#### WRITTEN EXERCISE
Recast every line of the records below as a single numbered list, omitting blank lines. Leave the pictures out of the answer.

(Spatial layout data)
□ □ □ □

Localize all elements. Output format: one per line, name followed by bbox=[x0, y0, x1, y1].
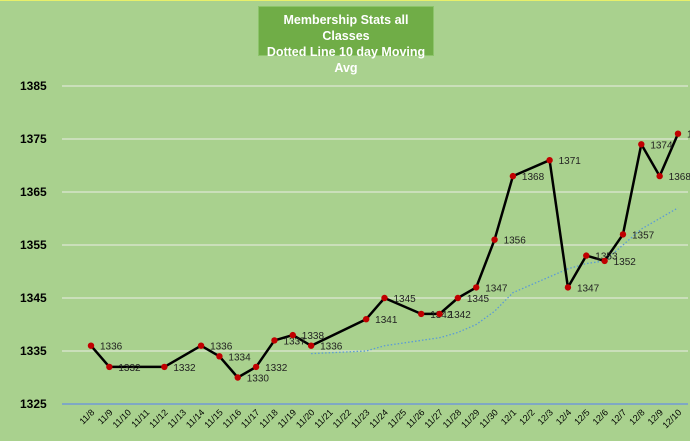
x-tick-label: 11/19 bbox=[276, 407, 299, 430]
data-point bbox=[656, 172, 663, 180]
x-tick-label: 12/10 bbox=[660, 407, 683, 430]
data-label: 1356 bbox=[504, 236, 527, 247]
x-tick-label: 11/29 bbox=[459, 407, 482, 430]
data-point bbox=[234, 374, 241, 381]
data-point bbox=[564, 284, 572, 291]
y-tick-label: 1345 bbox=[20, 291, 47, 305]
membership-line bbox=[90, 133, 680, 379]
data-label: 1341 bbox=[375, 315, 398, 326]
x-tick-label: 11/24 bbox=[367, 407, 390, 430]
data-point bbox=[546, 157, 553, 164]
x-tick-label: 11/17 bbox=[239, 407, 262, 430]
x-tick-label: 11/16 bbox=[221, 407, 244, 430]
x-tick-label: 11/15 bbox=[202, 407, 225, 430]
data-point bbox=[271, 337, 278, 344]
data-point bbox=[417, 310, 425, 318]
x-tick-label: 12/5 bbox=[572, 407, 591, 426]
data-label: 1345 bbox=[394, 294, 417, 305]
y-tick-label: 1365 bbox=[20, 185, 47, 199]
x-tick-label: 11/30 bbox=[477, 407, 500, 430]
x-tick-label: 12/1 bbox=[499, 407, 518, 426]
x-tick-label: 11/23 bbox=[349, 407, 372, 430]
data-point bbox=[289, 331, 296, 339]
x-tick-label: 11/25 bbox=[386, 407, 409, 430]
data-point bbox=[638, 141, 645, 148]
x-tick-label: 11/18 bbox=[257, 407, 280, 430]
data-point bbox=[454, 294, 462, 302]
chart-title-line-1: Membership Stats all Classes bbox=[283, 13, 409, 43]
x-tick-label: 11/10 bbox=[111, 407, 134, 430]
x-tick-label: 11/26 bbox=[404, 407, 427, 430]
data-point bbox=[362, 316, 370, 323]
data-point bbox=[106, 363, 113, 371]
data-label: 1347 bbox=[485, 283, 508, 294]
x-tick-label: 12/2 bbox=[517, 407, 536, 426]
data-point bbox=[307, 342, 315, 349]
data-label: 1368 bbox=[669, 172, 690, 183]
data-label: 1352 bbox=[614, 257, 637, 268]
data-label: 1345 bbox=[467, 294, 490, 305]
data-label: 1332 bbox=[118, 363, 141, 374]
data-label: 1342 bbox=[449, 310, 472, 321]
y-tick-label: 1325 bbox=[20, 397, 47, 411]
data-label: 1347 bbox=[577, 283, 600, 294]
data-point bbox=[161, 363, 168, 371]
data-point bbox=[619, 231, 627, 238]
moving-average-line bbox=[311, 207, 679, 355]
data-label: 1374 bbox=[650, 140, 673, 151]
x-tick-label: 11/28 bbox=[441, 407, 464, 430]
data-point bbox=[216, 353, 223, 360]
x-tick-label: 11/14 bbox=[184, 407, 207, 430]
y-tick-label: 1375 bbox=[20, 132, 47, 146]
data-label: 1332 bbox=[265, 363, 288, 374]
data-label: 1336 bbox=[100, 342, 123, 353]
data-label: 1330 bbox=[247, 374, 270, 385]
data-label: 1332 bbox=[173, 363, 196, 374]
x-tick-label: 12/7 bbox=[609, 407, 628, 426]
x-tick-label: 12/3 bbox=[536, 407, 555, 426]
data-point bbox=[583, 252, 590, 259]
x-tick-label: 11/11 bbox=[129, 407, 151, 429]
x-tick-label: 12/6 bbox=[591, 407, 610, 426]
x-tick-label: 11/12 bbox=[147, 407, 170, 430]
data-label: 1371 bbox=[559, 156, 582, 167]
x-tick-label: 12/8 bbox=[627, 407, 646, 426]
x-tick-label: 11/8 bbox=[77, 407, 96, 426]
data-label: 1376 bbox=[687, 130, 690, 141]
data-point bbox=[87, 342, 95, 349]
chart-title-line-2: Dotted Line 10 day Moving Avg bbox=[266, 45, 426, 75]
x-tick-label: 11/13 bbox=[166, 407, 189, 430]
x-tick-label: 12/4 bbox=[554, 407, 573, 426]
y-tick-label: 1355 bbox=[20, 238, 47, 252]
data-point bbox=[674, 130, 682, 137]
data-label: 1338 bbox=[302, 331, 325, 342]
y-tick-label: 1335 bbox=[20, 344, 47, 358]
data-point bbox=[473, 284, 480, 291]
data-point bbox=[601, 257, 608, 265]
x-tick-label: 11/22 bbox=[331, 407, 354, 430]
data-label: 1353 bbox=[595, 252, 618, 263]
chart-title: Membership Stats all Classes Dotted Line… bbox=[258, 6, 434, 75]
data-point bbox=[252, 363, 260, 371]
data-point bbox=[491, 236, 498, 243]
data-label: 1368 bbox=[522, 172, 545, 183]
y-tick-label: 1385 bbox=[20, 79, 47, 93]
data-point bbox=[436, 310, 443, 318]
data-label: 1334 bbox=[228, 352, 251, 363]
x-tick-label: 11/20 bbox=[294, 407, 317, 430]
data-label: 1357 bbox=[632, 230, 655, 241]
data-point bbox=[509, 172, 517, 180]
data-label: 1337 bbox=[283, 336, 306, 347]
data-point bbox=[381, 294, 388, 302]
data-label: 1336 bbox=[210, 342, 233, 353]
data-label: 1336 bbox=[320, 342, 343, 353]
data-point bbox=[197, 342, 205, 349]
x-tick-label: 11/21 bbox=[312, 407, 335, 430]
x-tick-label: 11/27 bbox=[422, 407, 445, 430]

□ □ □ □

#### RESPONSE TO THIS EXERCISE
1. Localize all elements. Output format: one per line, name followed by bbox=[x0, y0, x1, y1].
2. x-tick-label: 11/19 bbox=[276, 407, 299, 430]
3. data-point bbox=[656, 172, 663, 180]
4. x-tick-label: 12/10 bbox=[660, 407, 683, 430]
5. data-label: 1356 bbox=[504, 236, 527, 247]
6. x-tick-label: 11/29 bbox=[459, 407, 482, 430]
7. data-point bbox=[234, 374, 241, 381]
8. data-point bbox=[564, 284, 572, 291]
9. y-tick-label: 1345 bbox=[20, 291, 47, 305]
10. membership-line bbox=[90, 133, 680, 379]
11. data-label: 1341 bbox=[375, 315, 398, 326]
12. x-tick-label: 11/24 bbox=[367, 407, 390, 430]
13. data-point bbox=[546, 157, 553, 164]
14. x-tick-label: 11/17 bbox=[239, 407, 262, 430]
15. x-tick-label: 11/16 bbox=[221, 407, 244, 430]
16. x-tick-label: 11/15 bbox=[202, 407, 225, 430]
17. data-point bbox=[271, 337, 278, 344]
18. data-point bbox=[417, 310, 425, 318]
19. x-tick-label: 12/5 bbox=[572, 407, 591, 426]
20. data-label: 1345 bbox=[394, 294, 417, 305]
21. y-tick-label: 1365 bbox=[20, 185, 47, 199]
22. x-tick-label: 11/30 bbox=[477, 407, 500, 430]
23. x-tick-label: 12/1 bbox=[499, 407, 518, 426]
24. x-tick-label: 11/23 bbox=[349, 407, 372, 430]
25. data-point bbox=[289, 331, 296, 339]
26. x-tick-label: 11/25 bbox=[386, 407, 409, 430]
27. data-point bbox=[638, 141, 645, 148]
28. x-tick-label: 11/18 bbox=[257, 407, 280, 430]
29. data-point bbox=[454, 294, 462, 302]
30. chart-title-line-1: Membership Stats all Classes bbox=[283, 13, 409, 43]
31. x-tick-label: 11/10 bbox=[111, 407, 134, 430]
32. x-tick-label: 11/26 bbox=[404, 407, 427, 430]
33. data-point bbox=[362, 316, 370, 323]
34. data-point bbox=[106, 363, 113, 371]
35. data-label: 1347 bbox=[485, 283, 508, 294]
36. x-tick-label: 12/2 bbox=[517, 407, 536, 426]
37. data-point bbox=[307, 342, 315, 349]
38. data-label: 1368 bbox=[669, 172, 690, 183]
39. data-label: 1352 bbox=[614, 257, 637, 268]
40. data-label: 1345 bbox=[467, 294, 490, 305]
41. data-label: 1332 bbox=[118, 363, 141, 374]
42. data-label: 1342 bbox=[449, 310, 472, 321]
43. y-tick-label: 1325 bbox=[20, 397, 47, 411]
44. data-label: 1347 bbox=[577, 283, 600, 294]
45. data-point bbox=[161, 363, 168, 371]
46. data-point bbox=[619, 231, 627, 238]
47. moving-average-line bbox=[311, 207, 679, 355]
48. data-label: 1374 bbox=[650, 140, 673, 151]
49. x-tick-label: 11/28 bbox=[441, 407, 464, 430]
50. data-point bbox=[216, 353, 223, 360]
51. x-tick-label: 11/14 bbox=[184, 407, 207, 430]
52. y-tick-label: 1375 bbox=[20, 132, 47, 146]
53. data-label: 1332 bbox=[265, 363, 288, 374]
54. data-label: 1336 bbox=[100, 342, 123, 353]
55. data-label: 1330 bbox=[247, 374, 270, 385]
56. data-label: 1332 bbox=[173, 363, 196, 374]
57. x-tick-label: 12/7 bbox=[609, 407, 628, 426]
58. x-tick-label: 12/3 bbox=[536, 407, 555, 426]
59. data-point bbox=[583, 252, 590, 259]
60. x-tick-label: 11/11 bbox=[129, 407, 151, 429]
61. x-tick-label: 12/6 bbox=[591, 407, 610, 426]
62. x-tick-label: 11/12 bbox=[147, 407, 170, 430]
63. data-label: 1371 bbox=[559, 156, 582, 167]
64. x-tick-label: 12/8 bbox=[627, 407, 646, 426]
65. x-tick-label: 11/8 bbox=[77, 407, 96, 426]
66. data-label: 1376 bbox=[687, 130, 690, 141]
67. data-point bbox=[87, 342, 95, 349]
68. chart-title-line-2: Dotted Line 10 day Moving Avg bbox=[266, 45, 426, 75]
69. x-tick-label: 11/13 bbox=[166, 407, 189, 430]
70. x-tick-label: 12/4 bbox=[554, 407, 573, 426]
71. y-tick-label: 1355 bbox=[20, 238, 47, 252]
72. data-point bbox=[674, 130, 682, 137]
73. data-label: 1338 bbox=[302, 331, 325, 342]
74. y-tick-label: 1335 bbox=[20, 344, 47, 358]
75. data-point bbox=[473, 284, 480, 291]
76. data-point bbox=[601, 257, 608, 265]
77. x-tick-label: 11/22 bbox=[331, 407, 354, 430]
78. data-label: 1353 bbox=[595, 252, 618, 263]
79. chart-title: Membership Stats all Classes Dotted Line… bbox=[258, 6, 434, 75]
80. data-point bbox=[252, 363, 260, 371]
81. data-point bbox=[491, 236, 498, 243]
82. data-label: 1368 bbox=[522, 172, 545, 183]
83. y-tick-label: 1385 bbox=[20, 79, 47, 93]
84. data-point bbox=[436, 310, 443, 318]
85. data-label: 1334 bbox=[228, 352, 251, 363]
86. x-tick-label: 11/20 bbox=[294, 407, 317, 430]
87. data-label: 1357 bbox=[632, 230, 655, 241]
88. data-point bbox=[509, 172, 517, 180]
89. data-label: 1337 bbox=[283, 336, 306, 347]
90. data-point bbox=[381, 294, 388, 302]
91. data-label: 1336 bbox=[210, 342, 233, 353]
92. data-label: 1336 bbox=[320, 342, 343, 353]
93. data-point bbox=[197, 342, 205, 349]
94. x-tick-label: 11/21 bbox=[312, 407, 335, 430]
95. x-tick-label: 11/27 bbox=[422, 407, 445, 430]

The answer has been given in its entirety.